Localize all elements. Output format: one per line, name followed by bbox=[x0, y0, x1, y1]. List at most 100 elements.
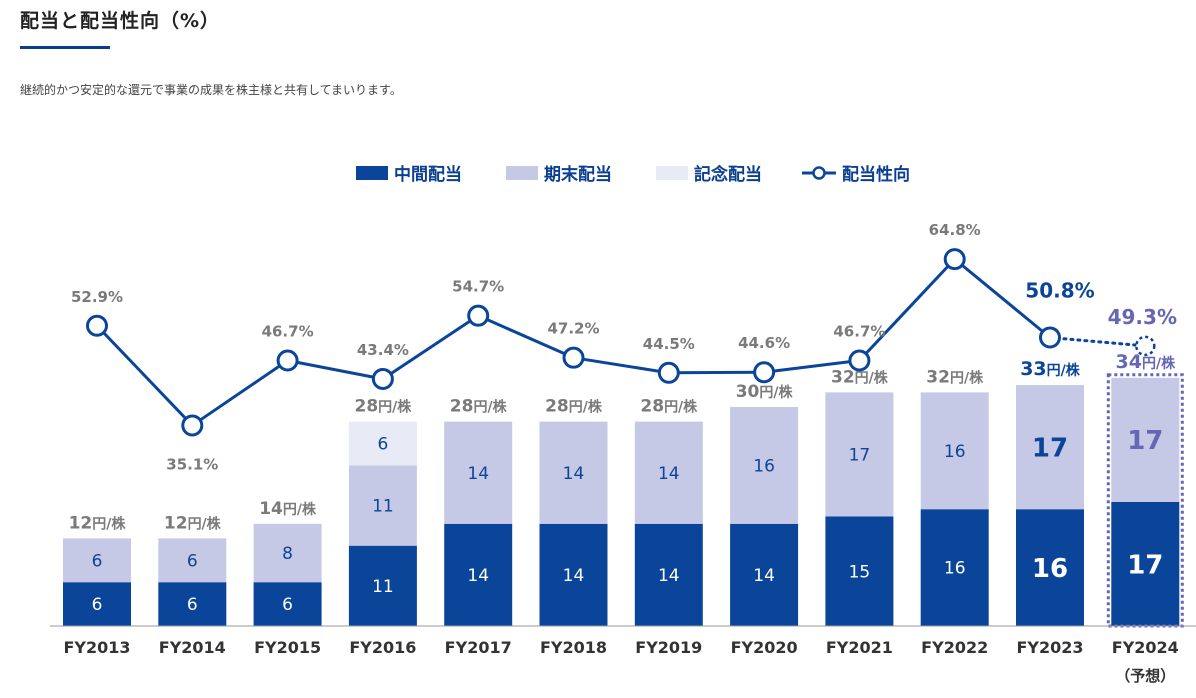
payout-marker bbox=[86, 314, 108, 337]
bar-year-end bbox=[539, 421, 608, 524]
x-tick-label: FY2016 bbox=[349, 638, 416, 657]
legend-label-3: 配当性向 bbox=[842, 164, 910, 185]
payout-marker bbox=[276, 349, 299, 372]
legend-swatch-2 bbox=[656, 166, 688, 180]
value-label-interim: 14 bbox=[753, 566, 775, 586]
total-label: 14円/株 bbox=[259, 499, 317, 519]
legend-label-0: 中間配当 bbox=[394, 164, 462, 185]
payout-marker bbox=[943, 248, 966, 271]
value-label-year-end: 14 bbox=[658, 464, 680, 484]
legend-swatch-0 bbox=[356, 166, 388, 180]
bar-year-end bbox=[253, 523, 322, 583]
value-label-interim: 14 bbox=[563, 566, 585, 586]
payout-label: 46.7% bbox=[262, 322, 314, 340]
value-label-interim: 16 bbox=[944, 559, 966, 579]
value-label-interim: 6 bbox=[92, 595, 103, 615]
value-label-year-end: 17 bbox=[1032, 434, 1068, 464]
bar-interim bbox=[158, 582, 227, 626]
bar-year-end bbox=[63, 538, 131, 583]
payout-label: 64.8% bbox=[929, 221, 981, 239]
bar-year-end bbox=[730, 407, 799, 524]
value-label-interim: 6 bbox=[187, 595, 198, 615]
bar-year-end bbox=[920, 392, 989, 510]
total-label: 34円/株 bbox=[1116, 351, 1177, 373]
value-label-year-end: 17 bbox=[1127, 426, 1163, 456]
payout-label: 50.8% bbox=[1025, 279, 1094, 303]
total-label: 12円/株 bbox=[69, 513, 127, 533]
value-label-interim: 15 bbox=[849, 562, 871, 582]
total-label: 12円/株 bbox=[164, 513, 222, 533]
total-label: 32円/株 bbox=[831, 367, 889, 387]
total-label: 30円/株 bbox=[736, 382, 794, 402]
x-tick-label: FY2019 bbox=[635, 638, 702, 657]
x-tick-label: FY2021 bbox=[826, 638, 893, 657]
x-tick-label: FY2023 bbox=[1016, 638, 1083, 657]
bar-interim bbox=[444, 523, 513, 626]
x-tick-label: FY2020 bbox=[731, 638, 798, 657]
x-tick-note: （予想） bbox=[1115, 667, 1175, 685]
bar-commemorative bbox=[348, 421, 417, 466]
x-tick-label: FY2014 bbox=[159, 638, 226, 657]
value-label-interim: 14 bbox=[467, 566, 489, 586]
bar-year-end bbox=[634, 421, 703, 524]
bar-year-end bbox=[1111, 377, 1180, 502]
legend-label-1: 期末配当 bbox=[544, 164, 612, 185]
value-label-year-end: 17 bbox=[849, 446, 871, 466]
value-label-year-end: 14 bbox=[563, 464, 585, 484]
payout-marker-forecast bbox=[1135, 335, 1156, 357]
payout-label: 35.1% bbox=[166, 455, 218, 473]
value-label-interim: 14 bbox=[658, 566, 680, 586]
payout-marker bbox=[657, 361, 680, 384]
payout-ratio-forecast-line bbox=[1048, 336, 1147, 348]
payout-marker bbox=[1039, 326, 1061, 349]
payout-marker bbox=[371, 367, 394, 390]
value-label-interim: 11 bbox=[372, 577, 394, 597]
payout-marker bbox=[181, 414, 204, 437]
x-tick-label: FY2022 bbox=[921, 638, 988, 657]
payout-label: 44.6% bbox=[738, 334, 790, 352]
payout-label: 47.2% bbox=[547, 320, 599, 338]
payout-label: 52.9% bbox=[71, 288, 123, 306]
payout-label: 43.4% bbox=[357, 341, 409, 359]
total-label: 28円/株 bbox=[355, 397, 413, 417]
payout-marker bbox=[753, 361, 776, 384]
value-label-year-end: 6 bbox=[92, 551, 103, 571]
bar-interim bbox=[1016, 509, 1084, 626]
x-tick-label: FY2024 bbox=[1112, 638, 1179, 657]
value-label-year-end: 16 bbox=[944, 442, 966, 462]
x-tick-label: FY2018 bbox=[540, 638, 607, 657]
total-label: 28円/株 bbox=[545, 397, 603, 417]
value-label-interim: 17 bbox=[1127, 550, 1163, 580]
payout-label: 49.3% bbox=[1108, 305, 1177, 329]
bar-year-end bbox=[158, 538, 227, 583]
value-label-interim: 6 bbox=[282, 595, 293, 615]
legend-label-2: 記念配当 bbox=[694, 164, 762, 185]
x-tick-label: FY2017 bbox=[445, 638, 512, 657]
total-label: 28円/株 bbox=[450, 397, 508, 417]
bar-year-end bbox=[825, 392, 894, 517]
page-title: 配当と配当性向（%） bbox=[20, 10, 221, 32]
value-label-commemorative: 6 bbox=[377, 435, 388, 455]
bar-interim bbox=[825, 516, 894, 626]
payout-marker bbox=[467, 304, 490, 327]
bar-interim bbox=[348, 545, 417, 626]
legend-swatch-1 bbox=[506, 166, 538, 180]
payout-label: 44.5% bbox=[643, 335, 695, 353]
value-label-year-end: 8 bbox=[282, 544, 293, 564]
bar-interim bbox=[253, 582, 322, 626]
payout-label: 46.7% bbox=[833, 322, 885, 340]
bar-interim bbox=[63, 582, 131, 626]
x-tick-label: FY2015 bbox=[254, 638, 321, 657]
bar-year-end bbox=[444, 421, 513, 524]
total-label: 32円/株 bbox=[926, 367, 984, 387]
title-underline bbox=[20, 46, 110, 49]
page-subtitle: 継続的かつ安定的な還元で事業の成果を株主様と共有してまいります。 bbox=[20, 83, 402, 97]
value-label-year-end: 11 bbox=[372, 497, 394, 517]
value-label-interim: 16 bbox=[1032, 554, 1068, 584]
value-label-year-end: 16 bbox=[753, 457, 775, 477]
payout-marker bbox=[848, 349, 871, 372]
total-label: 28円/株 bbox=[640, 397, 698, 417]
total-label: 33円/株 bbox=[1020, 358, 1081, 380]
bar-interim bbox=[1111, 501, 1180, 626]
payout-label: 54.7% bbox=[452, 278, 504, 296]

************

== EXERCISE OBJECTIVE ==
Reproduce all of the rows above word for word, leaving out the picture.

== COMPLETED TASK ==
Localize all elements. Output format: one per line, name followed by bbox=[x0, y0, x1, y1]. List at most 100 elements.
payout-marker bbox=[86, 314, 108, 337]
bar-year-end bbox=[539, 421, 608, 524]
x-tick-label: FY2016 bbox=[349, 638, 416, 657]
legend-label-3: 配当性向 bbox=[842, 164, 910, 185]
payout-marker bbox=[276, 349, 299, 372]
legend-swatch-2 bbox=[656, 166, 688, 180]
value-label-interim: 14 bbox=[753, 566, 775, 586]
total-label: 14円/株 bbox=[259, 499, 317, 519]
legend-label-0: 中間配当 bbox=[394, 164, 462, 185]
payout-marker bbox=[943, 248, 966, 271]
value-label-year-end: 14 bbox=[658, 464, 680, 484]
legend-swatch-0 bbox=[356, 166, 388, 180]
bar-year-end bbox=[253, 523, 322, 583]
value-label-interim: 14 bbox=[563, 566, 585, 586]
payout-label: 46.7% bbox=[262, 322, 314, 340]
value-label-interim: 16 bbox=[944, 559, 966, 579]
value-label-interim: 6 bbox=[92, 595, 103, 615]
value-label-year-end: 17 bbox=[1032, 434, 1068, 464]
bar-interim bbox=[158, 582, 227, 626]
bar-year-end bbox=[63, 538, 131, 583]
payout-label: 64.8% bbox=[929, 221, 981, 239]
bar-year-end bbox=[730, 407, 799, 524]
value-label-interim: 6 bbox=[187, 595, 198, 615]
bar-year-end bbox=[920, 392, 989, 510]
total-label: 34円/株 bbox=[1116, 351, 1177, 373]
value-label-year-end: 17 bbox=[1127, 426, 1163, 456]
payout-label: 50.8% bbox=[1025, 279, 1094, 303]
total-label: 12円/株 bbox=[69, 513, 127, 533]
value-label-interim: 15 bbox=[849, 562, 871, 582]
total-label: 12円/株 bbox=[164, 513, 222, 533]
total-label: 32円/株 bbox=[831, 367, 889, 387]
total-label: 30円/株 bbox=[736, 382, 794, 402]
x-tick-label: FY2019 bbox=[635, 638, 702, 657]
x-tick-label: FY2021 bbox=[826, 638, 893, 657]
x-tick-label: FY2023 bbox=[1016, 638, 1083, 657]
bar-interim bbox=[444, 523, 513, 626]
x-tick-label: FY2020 bbox=[731, 638, 798, 657]
x-tick-note: （予想） bbox=[1115, 667, 1175, 685]
bar-commemorative bbox=[348, 421, 417, 466]
x-tick-label: FY2014 bbox=[159, 638, 226, 657]
value-label-interim: 14 bbox=[467, 566, 489, 586]
bar-year-end bbox=[634, 421, 703, 524]
bar-year-end bbox=[1111, 377, 1180, 502]
legend-label-1: 期末配当 bbox=[544, 164, 612, 185]
value-label-year-end: 17 bbox=[849, 446, 871, 466]
value-label-year-end: 14 bbox=[563, 464, 585, 484]
payout-marker-forecast bbox=[1135, 335, 1156, 357]
payout-label: 35.1% bbox=[166, 455, 218, 473]
value-label-interim: 14 bbox=[658, 566, 680, 586]
payout-marker bbox=[657, 361, 680, 384]
payout-ratio-forecast-line bbox=[1048, 336, 1147, 348]
payout-marker bbox=[1039, 326, 1061, 349]
payout-marker bbox=[371, 367, 394, 390]
value-label-interim: 11 bbox=[372, 577, 394, 597]
payout-marker bbox=[181, 414, 204, 437]
x-tick-label: FY2022 bbox=[921, 638, 988, 657]
payout-label: 44.6% bbox=[738, 334, 790, 352]
payout-label: 47.2% bbox=[547, 320, 599, 338]
payout-label: 52.9% bbox=[71, 288, 123, 306]
payout-label: 43.4% bbox=[357, 341, 409, 359]
total-label: 28円/株 bbox=[355, 397, 413, 417]
payout-marker bbox=[753, 361, 776, 384]
value-label-year-end: 6 bbox=[92, 551, 103, 571]
bar-interim bbox=[1016, 509, 1084, 626]
x-tick-label: FY2024 bbox=[1112, 638, 1179, 657]
value-label-year-end: 16 bbox=[944, 442, 966, 462]
x-tick-label: FY2018 bbox=[540, 638, 607, 657]
total-label: 28円/株 bbox=[545, 397, 603, 417]
value-label-interim: 17 bbox=[1127, 550, 1163, 580]
payout-label: 49.3% bbox=[1108, 305, 1177, 329]
bar-year-end bbox=[158, 538, 227, 583]
value-label-interim: 6 bbox=[282, 595, 293, 615]
legend-label-2: 記念配当 bbox=[694, 164, 762, 185]
x-tick-label: FY2017 bbox=[445, 638, 512, 657]
total-label: 28円/株 bbox=[450, 397, 508, 417]
bar-year-end bbox=[825, 392, 894, 517]
page-title: 配当と配当性向（%） bbox=[20, 10, 221, 32]
value-label-commemorative: 6 bbox=[377, 435, 388, 455]
bar-interim bbox=[825, 516, 894, 626]
payout-marker bbox=[467, 304, 490, 327]
bar-interim bbox=[348, 545, 417, 626]
legend-swatch-1 bbox=[506, 166, 538, 180]
payout-label: 44.5% bbox=[643, 335, 695, 353]
value-label-year-end: 8 bbox=[282, 544, 293, 564]
bar-interim bbox=[253, 582, 322, 626]
payout-label: 46.7% bbox=[833, 322, 885, 340]
bar-interim bbox=[63, 582, 131, 626]
x-tick-label: FY2015 bbox=[254, 638, 321, 657]
bar-year-end bbox=[444, 421, 513, 524]
total-label: 32円/株 bbox=[926, 367, 984, 387]
title-underline bbox=[20, 46, 110, 49]
page-subtitle: 継続的かつ安定的な還元で事業の成果を株主様と共有してまいります。 bbox=[20, 83, 402, 97]
value-label-year-end: 11 bbox=[372, 497, 394, 517]
value-label-interim: 16 bbox=[1032, 554, 1068, 584]
value-label-year-end: 16 bbox=[753, 457, 775, 477]
payout-marker bbox=[848, 349, 871, 372]
total-label: 28円/株 bbox=[640, 397, 698, 417]
total-label: 33円/株 bbox=[1020, 358, 1081, 380]
bar-interim bbox=[1111, 501, 1180, 626]
payout-label: 54.7% bbox=[452, 278, 504, 296]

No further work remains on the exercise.